● Task description:
Find how many lines hold the word "name" and give that number only.

● Task input:

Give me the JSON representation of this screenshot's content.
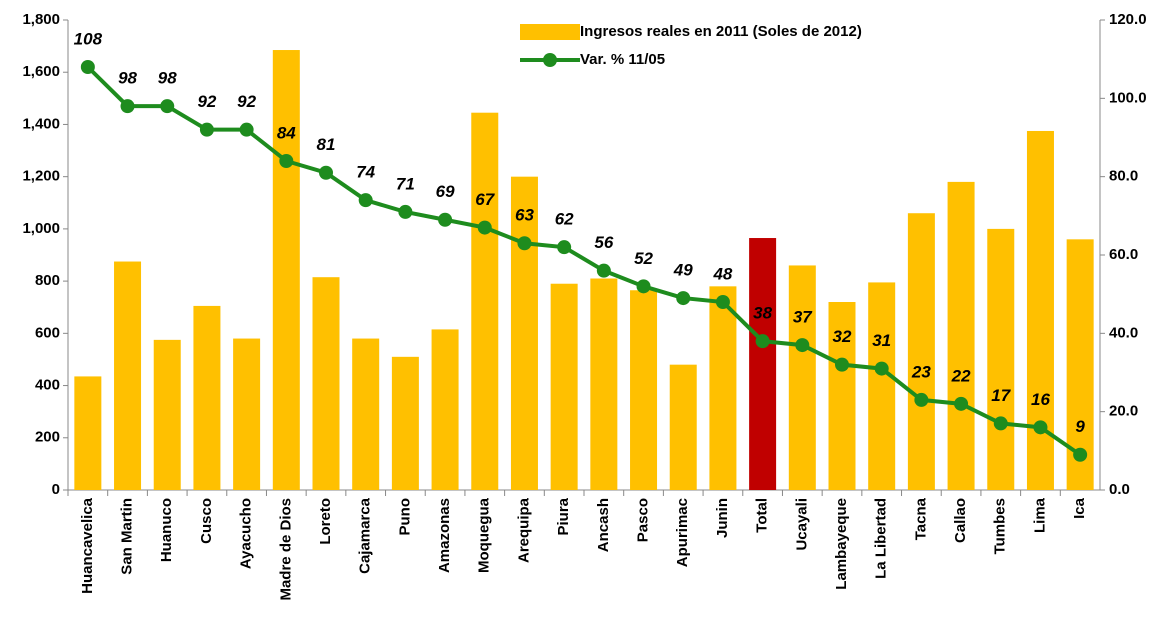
{
  "chart_data": {
    "type": "bar",
    "categories": [
      "Huancavelica",
      "San Martin",
      "Huanuco",
      "Cusco",
      "Ayacucho",
      "Madre de Dios",
      "Loreto",
      "Cajamarca",
      "Puno",
      "Amazonas",
      "Moquegua",
      "Arequipa",
      "Piura",
      "Ancash",
      "Pasco",
      "Apurimac",
      "Junin",
      "Total",
      "Ucayali",
      "Lambayeque",
      "La Libertad",
      "Tacna",
      "Callao",
      "Tumbes",
      "Lima",
      "Ica"
    ],
    "series": [
      {
        "name": "Ingresos reales en 2011  (Soles de 2012)",
        "type": "bar",
        "color": "#ffc000",
        "colors": [
          "#ffc000",
          "#ffc000",
          "#ffc000",
          "#ffc000",
          "#ffc000",
          "#ffc000",
          "#ffc000",
          "#ffc000",
          "#ffc000",
          "#ffc000",
          "#ffc000",
          "#ffc000",
          "#ffc000",
          "#ffc000",
          "#ffc000",
          "#ffc000",
          "#ffc000",
          "#c00000",
          "#ffc000",
          "#ffc000",
          "#ffc000",
          "#ffc000",
          "#ffc000",
          "#ffc000",
          "#ffc000",
          "#ffc000"
        ],
        "values": [
          435,
          875,
          575,
          705,
          580,
          1685,
          815,
          580,
          510,
          615,
          1445,
          1200,
          790,
          810,
          765,
          480,
          780,
          965,
          860,
          720,
          795,
          1060,
          1180,
          1000,
          1375,
          960
        ]
      },
      {
        "name": "Var. % 11/05",
        "type": "line",
        "axis": "y2",
        "color": "#1e8c1e",
        "values": [
          108,
          98,
          98,
          92,
          92,
          84,
          81,
          74,
          71,
          69,
          67,
          63,
          62,
          56,
          52,
          49,
          48,
          38,
          37,
          32,
          31,
          23,
          22,
          17,
          16,
          9
        ]
      }
    ],
    "ylim": [
      0,
      1800
    ],
    "yticks": [
      0,
      200,
      400,
      600,
      800,
      {
        "value": 1000,
        "label": "1,000"
      },
      {
        "value": 1200,
        "label": "1,200"
      },
      {
        "value": 1400,
        "label": "1,400"
      },
      {
        "value": 1600,
        "label": "1,600"
      },
      {
        "value": 1800,
        "label": "1,800"
      }
    ],
    "y2lim": [
      0,
      120
    ],
    "y2ticks": [
      {
        "value": 0,
        "label": "0.0"
      },
      {
        "value": 20,
        "label": "20.0"
      },
      {
        "value": 40,
        "label": "40.0"
      },
      {
        "value": 60,
        "label": "60.0"
      },
      {
        "value": 80,
        "label": "80.0"
      },
      {
        "value": 100,
        "label": "100.0"
      },
      {
        "value": 120,
        "label": "120.0"
      }
    ]
  }
}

● Result of this task:
2